Dataset items

+-------+

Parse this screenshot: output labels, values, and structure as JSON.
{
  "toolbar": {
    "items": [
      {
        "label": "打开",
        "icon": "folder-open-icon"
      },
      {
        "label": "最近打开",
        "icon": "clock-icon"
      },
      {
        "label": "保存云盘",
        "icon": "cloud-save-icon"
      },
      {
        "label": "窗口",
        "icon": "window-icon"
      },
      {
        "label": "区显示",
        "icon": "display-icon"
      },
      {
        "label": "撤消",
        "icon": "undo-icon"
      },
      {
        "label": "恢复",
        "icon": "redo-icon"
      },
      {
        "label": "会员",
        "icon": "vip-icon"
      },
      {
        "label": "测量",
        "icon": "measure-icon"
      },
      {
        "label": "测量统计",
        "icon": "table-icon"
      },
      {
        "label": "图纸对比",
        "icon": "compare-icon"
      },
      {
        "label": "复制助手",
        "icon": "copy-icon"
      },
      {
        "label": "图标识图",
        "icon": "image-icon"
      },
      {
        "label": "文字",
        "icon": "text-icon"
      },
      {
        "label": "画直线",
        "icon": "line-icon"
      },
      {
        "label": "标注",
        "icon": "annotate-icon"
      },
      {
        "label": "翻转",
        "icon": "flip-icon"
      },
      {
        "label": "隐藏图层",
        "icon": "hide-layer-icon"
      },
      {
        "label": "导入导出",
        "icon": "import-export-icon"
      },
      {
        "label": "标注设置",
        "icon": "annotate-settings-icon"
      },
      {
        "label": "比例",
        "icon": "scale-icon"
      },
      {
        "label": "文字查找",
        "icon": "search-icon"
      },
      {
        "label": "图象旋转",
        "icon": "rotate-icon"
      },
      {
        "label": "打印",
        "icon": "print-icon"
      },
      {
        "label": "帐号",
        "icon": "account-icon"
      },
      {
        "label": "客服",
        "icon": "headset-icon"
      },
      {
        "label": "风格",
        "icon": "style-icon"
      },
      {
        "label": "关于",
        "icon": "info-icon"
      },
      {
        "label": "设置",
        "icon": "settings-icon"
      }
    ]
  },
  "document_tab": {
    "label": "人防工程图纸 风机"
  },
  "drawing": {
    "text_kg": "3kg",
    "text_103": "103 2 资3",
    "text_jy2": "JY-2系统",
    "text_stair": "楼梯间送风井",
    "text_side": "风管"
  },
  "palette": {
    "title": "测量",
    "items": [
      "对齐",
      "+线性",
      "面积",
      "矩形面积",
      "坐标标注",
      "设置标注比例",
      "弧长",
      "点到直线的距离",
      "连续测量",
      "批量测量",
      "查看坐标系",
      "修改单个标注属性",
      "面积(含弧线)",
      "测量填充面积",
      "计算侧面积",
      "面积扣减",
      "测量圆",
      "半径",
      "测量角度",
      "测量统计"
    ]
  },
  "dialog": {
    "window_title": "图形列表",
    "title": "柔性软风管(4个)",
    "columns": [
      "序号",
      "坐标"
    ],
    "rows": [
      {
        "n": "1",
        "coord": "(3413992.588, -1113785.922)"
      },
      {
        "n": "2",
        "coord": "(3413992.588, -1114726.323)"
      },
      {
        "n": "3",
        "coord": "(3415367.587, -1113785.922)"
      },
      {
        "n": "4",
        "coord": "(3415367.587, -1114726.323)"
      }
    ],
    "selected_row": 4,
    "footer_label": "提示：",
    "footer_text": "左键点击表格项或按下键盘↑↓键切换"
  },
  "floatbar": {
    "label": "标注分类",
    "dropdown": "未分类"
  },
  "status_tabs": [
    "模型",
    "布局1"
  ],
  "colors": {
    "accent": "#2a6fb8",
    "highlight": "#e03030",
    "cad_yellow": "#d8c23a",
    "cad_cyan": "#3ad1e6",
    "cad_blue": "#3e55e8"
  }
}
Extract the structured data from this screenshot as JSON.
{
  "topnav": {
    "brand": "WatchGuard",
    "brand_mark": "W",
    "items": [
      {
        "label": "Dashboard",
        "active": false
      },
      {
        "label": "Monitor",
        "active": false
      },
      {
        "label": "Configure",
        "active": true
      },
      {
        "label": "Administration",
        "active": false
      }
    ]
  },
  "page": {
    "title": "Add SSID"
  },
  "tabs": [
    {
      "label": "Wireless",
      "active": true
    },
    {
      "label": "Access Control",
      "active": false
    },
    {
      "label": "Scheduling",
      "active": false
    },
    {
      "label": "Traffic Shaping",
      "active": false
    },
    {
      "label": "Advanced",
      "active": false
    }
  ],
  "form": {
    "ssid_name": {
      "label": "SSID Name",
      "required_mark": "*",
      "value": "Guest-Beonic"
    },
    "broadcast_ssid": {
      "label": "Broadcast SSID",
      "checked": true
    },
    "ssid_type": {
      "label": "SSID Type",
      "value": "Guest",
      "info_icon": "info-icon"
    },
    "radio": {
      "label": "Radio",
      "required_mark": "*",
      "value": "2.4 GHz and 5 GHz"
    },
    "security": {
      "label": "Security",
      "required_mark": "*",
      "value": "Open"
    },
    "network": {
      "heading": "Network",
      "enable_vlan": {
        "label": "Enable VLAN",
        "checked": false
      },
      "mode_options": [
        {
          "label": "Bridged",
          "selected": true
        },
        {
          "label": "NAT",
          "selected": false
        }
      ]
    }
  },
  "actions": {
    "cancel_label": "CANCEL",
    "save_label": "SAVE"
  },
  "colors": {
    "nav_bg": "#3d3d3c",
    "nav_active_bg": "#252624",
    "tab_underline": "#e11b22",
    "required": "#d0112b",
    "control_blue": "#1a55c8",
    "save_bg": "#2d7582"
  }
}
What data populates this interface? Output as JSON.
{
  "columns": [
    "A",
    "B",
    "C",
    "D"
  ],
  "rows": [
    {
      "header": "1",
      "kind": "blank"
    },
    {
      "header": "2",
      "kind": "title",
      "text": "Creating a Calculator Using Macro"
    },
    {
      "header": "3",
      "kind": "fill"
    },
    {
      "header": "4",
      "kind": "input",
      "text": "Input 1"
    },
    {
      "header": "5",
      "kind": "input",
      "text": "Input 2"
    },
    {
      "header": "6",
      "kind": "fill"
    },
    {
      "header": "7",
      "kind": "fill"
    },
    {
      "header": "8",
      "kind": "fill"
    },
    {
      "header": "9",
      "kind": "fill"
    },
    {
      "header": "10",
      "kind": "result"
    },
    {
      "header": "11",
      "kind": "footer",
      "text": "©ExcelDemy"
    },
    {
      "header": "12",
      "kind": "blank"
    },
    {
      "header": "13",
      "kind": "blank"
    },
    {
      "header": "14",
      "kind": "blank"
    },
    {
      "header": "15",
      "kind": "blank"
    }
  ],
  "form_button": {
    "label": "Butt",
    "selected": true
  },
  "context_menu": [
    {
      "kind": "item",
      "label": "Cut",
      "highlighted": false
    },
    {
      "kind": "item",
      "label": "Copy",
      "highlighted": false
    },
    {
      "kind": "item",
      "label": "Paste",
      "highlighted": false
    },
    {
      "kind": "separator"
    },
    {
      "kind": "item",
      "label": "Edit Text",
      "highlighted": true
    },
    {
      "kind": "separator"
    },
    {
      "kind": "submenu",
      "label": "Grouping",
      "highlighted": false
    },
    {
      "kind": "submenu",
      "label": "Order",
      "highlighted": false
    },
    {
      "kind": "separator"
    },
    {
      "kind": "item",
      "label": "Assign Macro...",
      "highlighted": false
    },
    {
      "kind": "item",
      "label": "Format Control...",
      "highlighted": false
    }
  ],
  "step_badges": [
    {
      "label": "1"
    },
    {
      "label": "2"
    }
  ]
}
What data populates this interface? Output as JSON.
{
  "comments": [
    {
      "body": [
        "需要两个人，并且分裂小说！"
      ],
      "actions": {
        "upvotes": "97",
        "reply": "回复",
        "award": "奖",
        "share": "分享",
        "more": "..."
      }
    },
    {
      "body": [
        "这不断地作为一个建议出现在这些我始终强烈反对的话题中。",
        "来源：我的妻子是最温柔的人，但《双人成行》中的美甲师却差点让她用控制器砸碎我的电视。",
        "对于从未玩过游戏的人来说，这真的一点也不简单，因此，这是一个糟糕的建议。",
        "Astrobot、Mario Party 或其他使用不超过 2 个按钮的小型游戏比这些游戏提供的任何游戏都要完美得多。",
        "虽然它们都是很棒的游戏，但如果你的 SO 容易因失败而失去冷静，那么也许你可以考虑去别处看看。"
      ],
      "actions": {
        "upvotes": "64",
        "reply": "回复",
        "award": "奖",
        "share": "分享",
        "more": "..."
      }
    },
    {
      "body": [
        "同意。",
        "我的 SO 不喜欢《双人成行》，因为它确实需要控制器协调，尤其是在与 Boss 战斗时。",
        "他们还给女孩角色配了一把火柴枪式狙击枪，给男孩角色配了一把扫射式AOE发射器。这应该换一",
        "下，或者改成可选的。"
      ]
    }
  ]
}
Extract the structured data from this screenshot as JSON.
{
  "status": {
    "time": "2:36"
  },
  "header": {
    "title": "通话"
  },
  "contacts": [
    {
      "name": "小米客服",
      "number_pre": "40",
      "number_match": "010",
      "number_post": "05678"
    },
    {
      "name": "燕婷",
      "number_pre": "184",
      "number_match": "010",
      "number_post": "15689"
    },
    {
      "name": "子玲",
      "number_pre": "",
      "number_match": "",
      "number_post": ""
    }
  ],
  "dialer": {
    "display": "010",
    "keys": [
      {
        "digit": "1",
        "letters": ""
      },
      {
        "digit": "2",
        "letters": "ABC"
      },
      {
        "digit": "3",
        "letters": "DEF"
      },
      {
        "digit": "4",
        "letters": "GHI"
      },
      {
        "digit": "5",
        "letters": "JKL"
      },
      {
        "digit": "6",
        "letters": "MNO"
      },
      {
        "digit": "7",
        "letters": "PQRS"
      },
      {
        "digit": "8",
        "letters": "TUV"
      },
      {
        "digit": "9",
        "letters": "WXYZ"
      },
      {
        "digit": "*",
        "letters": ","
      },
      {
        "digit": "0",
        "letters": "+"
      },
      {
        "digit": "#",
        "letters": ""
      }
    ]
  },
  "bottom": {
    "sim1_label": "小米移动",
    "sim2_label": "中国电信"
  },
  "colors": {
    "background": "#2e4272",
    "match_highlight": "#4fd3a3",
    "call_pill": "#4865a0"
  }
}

+-------+

(What is needed): Using the data above, copy each line that contains "Macro".

(Output):
      "text": "Creating a Calculator Using Macro"
      "label": "Assign Macro...",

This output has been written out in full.